What is needed: Copy out all of the material exactly as presented.

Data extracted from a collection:
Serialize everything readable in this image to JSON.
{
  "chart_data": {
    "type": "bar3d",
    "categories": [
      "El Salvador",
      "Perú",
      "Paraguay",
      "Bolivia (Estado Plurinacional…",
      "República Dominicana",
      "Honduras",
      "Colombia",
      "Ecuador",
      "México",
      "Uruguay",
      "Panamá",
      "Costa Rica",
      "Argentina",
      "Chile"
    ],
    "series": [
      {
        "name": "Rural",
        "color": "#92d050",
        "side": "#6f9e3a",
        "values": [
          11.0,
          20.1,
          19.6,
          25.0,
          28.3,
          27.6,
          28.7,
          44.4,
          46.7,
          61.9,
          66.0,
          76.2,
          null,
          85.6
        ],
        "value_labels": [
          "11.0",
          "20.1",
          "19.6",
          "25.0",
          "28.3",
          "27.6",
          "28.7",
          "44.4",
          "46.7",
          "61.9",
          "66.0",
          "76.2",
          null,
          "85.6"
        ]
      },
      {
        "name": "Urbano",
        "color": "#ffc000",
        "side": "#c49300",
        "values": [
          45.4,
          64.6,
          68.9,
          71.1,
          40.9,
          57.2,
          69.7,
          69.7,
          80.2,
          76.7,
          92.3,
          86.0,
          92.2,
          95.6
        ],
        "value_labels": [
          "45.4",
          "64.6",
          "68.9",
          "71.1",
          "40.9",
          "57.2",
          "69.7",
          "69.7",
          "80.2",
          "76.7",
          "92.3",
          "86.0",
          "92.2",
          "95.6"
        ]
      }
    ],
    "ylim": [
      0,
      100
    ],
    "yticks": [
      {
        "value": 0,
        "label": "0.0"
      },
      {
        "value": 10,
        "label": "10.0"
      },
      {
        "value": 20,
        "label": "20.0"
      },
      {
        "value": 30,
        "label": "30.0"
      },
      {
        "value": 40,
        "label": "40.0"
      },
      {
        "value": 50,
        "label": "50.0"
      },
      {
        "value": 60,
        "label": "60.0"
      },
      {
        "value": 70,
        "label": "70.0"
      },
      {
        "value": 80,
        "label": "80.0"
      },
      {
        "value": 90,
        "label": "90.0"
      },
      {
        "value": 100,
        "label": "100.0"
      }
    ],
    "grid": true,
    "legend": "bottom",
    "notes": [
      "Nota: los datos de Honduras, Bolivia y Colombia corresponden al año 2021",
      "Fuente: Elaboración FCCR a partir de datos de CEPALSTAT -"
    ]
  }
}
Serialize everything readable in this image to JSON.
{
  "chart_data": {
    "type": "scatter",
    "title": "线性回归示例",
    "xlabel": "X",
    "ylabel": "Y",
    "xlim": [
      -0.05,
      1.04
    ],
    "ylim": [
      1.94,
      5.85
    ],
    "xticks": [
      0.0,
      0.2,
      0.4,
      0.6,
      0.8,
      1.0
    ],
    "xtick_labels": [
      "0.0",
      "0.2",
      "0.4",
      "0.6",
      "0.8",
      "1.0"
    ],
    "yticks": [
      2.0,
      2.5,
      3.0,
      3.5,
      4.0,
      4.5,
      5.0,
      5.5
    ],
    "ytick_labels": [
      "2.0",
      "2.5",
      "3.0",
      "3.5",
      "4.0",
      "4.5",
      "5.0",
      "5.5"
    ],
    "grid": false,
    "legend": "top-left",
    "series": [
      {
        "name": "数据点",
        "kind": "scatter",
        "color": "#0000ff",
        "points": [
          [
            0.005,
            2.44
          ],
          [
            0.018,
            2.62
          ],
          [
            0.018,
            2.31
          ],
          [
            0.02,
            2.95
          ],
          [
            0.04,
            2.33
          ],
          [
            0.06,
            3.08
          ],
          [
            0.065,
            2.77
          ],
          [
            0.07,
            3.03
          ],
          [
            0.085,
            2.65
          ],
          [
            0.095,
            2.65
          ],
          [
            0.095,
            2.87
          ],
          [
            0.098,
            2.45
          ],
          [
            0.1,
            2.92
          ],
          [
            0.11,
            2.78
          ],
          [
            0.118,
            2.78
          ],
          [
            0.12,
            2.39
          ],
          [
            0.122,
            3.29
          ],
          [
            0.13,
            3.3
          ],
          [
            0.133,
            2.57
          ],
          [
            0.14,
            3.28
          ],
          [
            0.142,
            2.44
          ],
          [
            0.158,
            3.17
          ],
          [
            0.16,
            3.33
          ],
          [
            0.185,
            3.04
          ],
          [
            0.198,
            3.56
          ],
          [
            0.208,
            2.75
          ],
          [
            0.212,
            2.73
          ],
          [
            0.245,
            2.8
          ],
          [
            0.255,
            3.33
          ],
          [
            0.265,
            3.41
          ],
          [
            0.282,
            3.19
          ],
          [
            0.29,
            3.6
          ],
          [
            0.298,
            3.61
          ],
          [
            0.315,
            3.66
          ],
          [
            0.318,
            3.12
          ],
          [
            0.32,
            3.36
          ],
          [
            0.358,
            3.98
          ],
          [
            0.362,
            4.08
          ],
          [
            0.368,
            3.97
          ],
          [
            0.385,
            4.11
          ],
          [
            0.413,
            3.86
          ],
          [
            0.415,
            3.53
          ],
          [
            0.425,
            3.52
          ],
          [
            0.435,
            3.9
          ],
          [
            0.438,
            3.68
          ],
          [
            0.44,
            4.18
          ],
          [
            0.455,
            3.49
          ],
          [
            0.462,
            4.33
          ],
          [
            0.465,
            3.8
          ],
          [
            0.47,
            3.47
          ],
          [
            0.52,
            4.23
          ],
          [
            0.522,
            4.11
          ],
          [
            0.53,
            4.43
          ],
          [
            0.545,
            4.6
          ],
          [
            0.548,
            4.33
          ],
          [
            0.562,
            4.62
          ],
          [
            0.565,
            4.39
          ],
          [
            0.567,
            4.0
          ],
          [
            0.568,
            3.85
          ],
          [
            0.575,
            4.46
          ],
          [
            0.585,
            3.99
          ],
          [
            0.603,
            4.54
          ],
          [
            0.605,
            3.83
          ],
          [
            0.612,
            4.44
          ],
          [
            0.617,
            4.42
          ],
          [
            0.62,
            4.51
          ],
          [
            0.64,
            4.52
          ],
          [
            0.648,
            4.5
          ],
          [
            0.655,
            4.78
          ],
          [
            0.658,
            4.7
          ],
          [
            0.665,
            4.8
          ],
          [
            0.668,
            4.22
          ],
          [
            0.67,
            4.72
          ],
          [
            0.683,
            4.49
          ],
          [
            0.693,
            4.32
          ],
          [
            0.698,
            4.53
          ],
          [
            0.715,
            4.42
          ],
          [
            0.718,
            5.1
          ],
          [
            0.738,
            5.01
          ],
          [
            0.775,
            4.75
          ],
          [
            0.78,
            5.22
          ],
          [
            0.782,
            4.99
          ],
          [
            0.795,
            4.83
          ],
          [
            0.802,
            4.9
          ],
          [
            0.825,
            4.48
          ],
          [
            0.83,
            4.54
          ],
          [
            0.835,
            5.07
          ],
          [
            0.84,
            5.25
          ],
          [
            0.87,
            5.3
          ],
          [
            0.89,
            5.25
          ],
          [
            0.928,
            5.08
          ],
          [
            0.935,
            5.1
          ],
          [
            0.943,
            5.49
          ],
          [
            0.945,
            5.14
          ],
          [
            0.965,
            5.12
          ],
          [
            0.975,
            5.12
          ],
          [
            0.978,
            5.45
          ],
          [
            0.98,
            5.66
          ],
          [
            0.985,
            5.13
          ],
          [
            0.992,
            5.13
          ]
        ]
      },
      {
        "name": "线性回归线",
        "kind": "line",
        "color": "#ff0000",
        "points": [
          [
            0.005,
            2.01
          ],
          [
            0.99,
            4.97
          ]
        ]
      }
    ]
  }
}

Finished task:
Serialize everything readable in this image to JSON.
{
  "chart_data": {
    "type": "bar3d",
    "categories": [
      "El Salvador",
      "Perú",
      "Paraguay",
      "Bolivia (Estado Plurinacional…",
      "República Dominicana",
      "Honduras",
      "Colombia",
      "Ecuador",
      "México",
      "Uruguay",
      "Panamá",
      "Costa Rica",
      "Argentina",
      "Chile"
    ],
    "series": [
      {
        "name": "Rural",
        "color": "#92d050",
        "side": "#6f9e3a",
        "values": [
          11.0,
          20.1,
          19.6,
          25.0,
          28.3,
          27.6,
          28.7,
          44.4,
          46.7,
          61.9,
          66.0,
          76.2,
          null,
          85.6
        ],
        "value_labels": [
          "11.0",
          "20.1",
          "19.6",
          "25.0",
          "28.3",
          "27.6",
          "28.7",
          "44.4",
          "46.7",
          "61.9",
          "66.0",
          "76.2",
          null,
          "85.6"
        ]
      },
      {
        "name": "Urbano",
        "color": "#ffc000",
        "side": "#c49300",
        "values": [
          45.4,
          64.6,
          68.9,
          71.1,
          40.9,
          57.2,
          69.7,
          69.7,
          80.2,
          76.7,
          92.3,
          86.0,
          92.2,
          95.6
        ],
        "value_labels": [
          "45.4",
          "64.6",
          "68.9",
          "71.1",
          "40.9",
          "57.2",
          "69.7",
          "69.7",
          "80.2",
          "76.7",
          "92.3",
          "86.0",
          "92.2",
          "95.6"
        ]
      }
    ],
    "ylim": [
      0,
      100
    ],
    "yticks": [
      {
        "value": 0,
        "label": "0.0"
      },
      {
        "value": 10,
        "label": "10.0"
      },
      {
        "value": 20,
        "label": "20.0"
      },
      {
        "value": 30,
        "label": "30.0"
      },
      {
        "value": 40,
        "label": "40.0"
      },
      {
        "value": 50,
        "label": "50.0"
      },
      {
        "value": 60,
        "label": "60.0"
      },
      {
        "value": 70,
        "label": "70.0"
      },
      {
        "value": 80,
        "label": "80.0"
      },
      {
        "value": 90,
        "label": "90.0"
      },
      {
        "value": 100,
        "label": "100.0"
      }
    ],
    "grid": true,
    "legend": "bottom",
    "notes": [
      "Nota: los datos de Honduras, Bolivia y Colombia corresponden al año 2021",
      "Fuente: Elaboración FCCR a partir de datos de CEPALSTAT -"
    ]
  }
}
Serialize everything readable in this image to JSON.
{
  "chart_data": {
    "type": "scatter",
    "title": "线性回归示例",
    "xlabel": "X",
    "ylabel": "Y",
    "xlim": [
      -0.05,
      1.04
    ],
    "ylim": [
      1.94,
      5.85
    ],
    "xticks": [
      0.0,
      0.2,
      0.4,
      0.6,
      0.8,
      1.0
    ],
    "xtick_labels": [
      "0.0",
      "0.2",
      "0.4",
      "0.6",
      "0.8",
      "1.0"
    ],
    "yticks": [
      2.0,
      2.5,
      3.0,
      3.5,
      4.0,
      4.5,
      5.0,
      5.5
    ],
    "ytick_labels": [
      "2.0",
      "2.5",
      "3.0",
      "3.5",
      "4.0",
      "4.5",
      "5.0",
      "5.5"
    ],
    "grid": false,
    "legend": "top-left",
    "series": [
      {
        "name": "数据点",
        "kind": "scatter",
        "color": "#0000ff",
        "points": [
          [
            0.005,
            2.44
          ],
          [
            0.018,
            2.62
          ],
          [
            0.018,
            2.31
          ],
          [
            0.02,
            2.95
          ],
          [
            0.04,
            2.33
          ],
          [
            0.06,
            3.08
          ],
          [
            0.065,
            2.77
          ],
          [
            0.07,
            3.03
          ],
          [
            0.085,
            2.65
          ],
          [
            0.095,
            2.65
          ],
          [
            0.095,
            2.87
          ],
          [
            0.098,
            2.45
          ],
          [
            0.1,
            2.92
          ],
          [
            0.11,
            2.78
          ],
          [
            0.118,
            2.78
          ],
          [
            0.12,
            2.39
          ],
          [
            0.122,
            3.29
          ],
          [
            0.13,
            3.3
          ],
          [
            0.133,
            2.57
          ],
          [
            0.14,
            3.28
          ],
          [
            0.142,
            2.44
          ],
          [
            0.158,
            3.17
          ],
          [
            0.16,
            3.33
          ],
          [
            0.185,
            3.04
          ],
          [
            0.198,
            3.56
          ],
          [
            0.208,
            2.75
          ],
          [
            0.212,
            2.73
          ],
          [
            0.245,
            2.8
          ],
          [
            0.255,
            3.33
          ],
          [
            0.265,
            3.41
          ],
          [
            0.282,
            3.19
          ],
          [
            0.29,
            3.6
          ],
          [
            0.298,
            3.61
          ],
          [
            0.315,
            3.66
          ],
          [
            0.318,
            3.12
          ],
          [
            0.32,
            3.36
          ],
          [
            0.358,
            3.98
          ],
          [
            0.362,
            4.08
          ],
          [
            0.368,
            3.97
          ],
          [
            0.385,
            4.11
          ],
          [
            0.413,
            3.86
          ],
          [
            0.415,
            3.53
          ],
          [
            0.425,
            3.52
          ],
          [
            0.435,
            3.9
          ],
          [
            0.438,
            3.68
          ],
          [
            0.44,
            4.18
          ],
          [
            0.455,
            3.49
          ],
          [
            0.462,
            4.33
          ],
          [
            0.465,
            3.8
          ],
          [
            0.47,
            3.47
          ],
          [
            0.52,
            4.23
          ],
          [
            0.522,
            4.11
          ],
          [
            0.53,
            4.43
          ],
          [
            0.545,
            4.6
          ],
          [
            0.548,
            4.33
          ],
          [
            0.562,
            4.62
          ],
          [
            0.565,
            4.39
          ],
          [
            0.567,
            4.0
          ],
          [
            0.568,
            3.85
          ],
          [
            0.575,
            4.46
          ],
          [
            0.585,
            3.99
          ],
          [
            0.603,
            4.54
          ],
          [
            0.605,
            3.83
          ],
          [
            0.612,
            4.44
          ],
          [
            0.617,
            4.42
          ],
          [
            0.62,
            4.51
          ],
          [
            0.64,
            4.52
          ],
          [
            0.648,
            4.5
          ],
          [
            0.655,
            4.78
          ],
          [
            0.658,
            4.7
          ],
          [
            0.665,
            4.8
          ],
          [
            0.668,
            4.22
          ],
          [
            0.67,
            4.72
          ],
          [
            0.683,
            4.49
          ],
          [
            0.693,
            4.32
          ],
          [
            0.698,
            4.53
          ],
          [
            0.715,
            4.42
          ],
          [
            0.718,
            5.1
          ],
          [
            0.738,
            5.01
          ],
          [
            0.775,
            4.75
          ],
          [
            0.78,
            5.22
          ],
          [
            0.782,
            4.99
          ],
          [
            0.795,
            4.83
          ],
          [
            0.802,
            4.9
          ],
          [
            0.825,
            4.48
          ],
          [
            0.83,
            4.54
          ],
          [
            0.835,
            5.07
          ],
          [
            0.84,
            5.25
          ],
          [
            0.87,
            5.3
          ],
          [
            0.89,
            5.25
          ],
          [
            0.928,
            5.08
          ],
          [
            0.935,
            5.1
          ],
          [
            0.943,
            5.49
          ],
          [
            0.945,
            5.14
          ],
          [
            0.965,
            5.12
          ],
          [
            0.975,
            5.12
          ],
          [
            0.978,
            5.45
          ],
          [
            0.98,
            5.66
          ],
          [
            0.985,
            5.13
          ],
          [
            0.992,
            5.13
          ]
        ]
      },
      {
        "name": "线性回归线",
        "kind": "line",
        "color": "#ff0000",
        "points": [
          [
            0.005,
            2.01
          ],
          [
            0.99,
            4.97
          ]
        ]
      }
    ]
  }
}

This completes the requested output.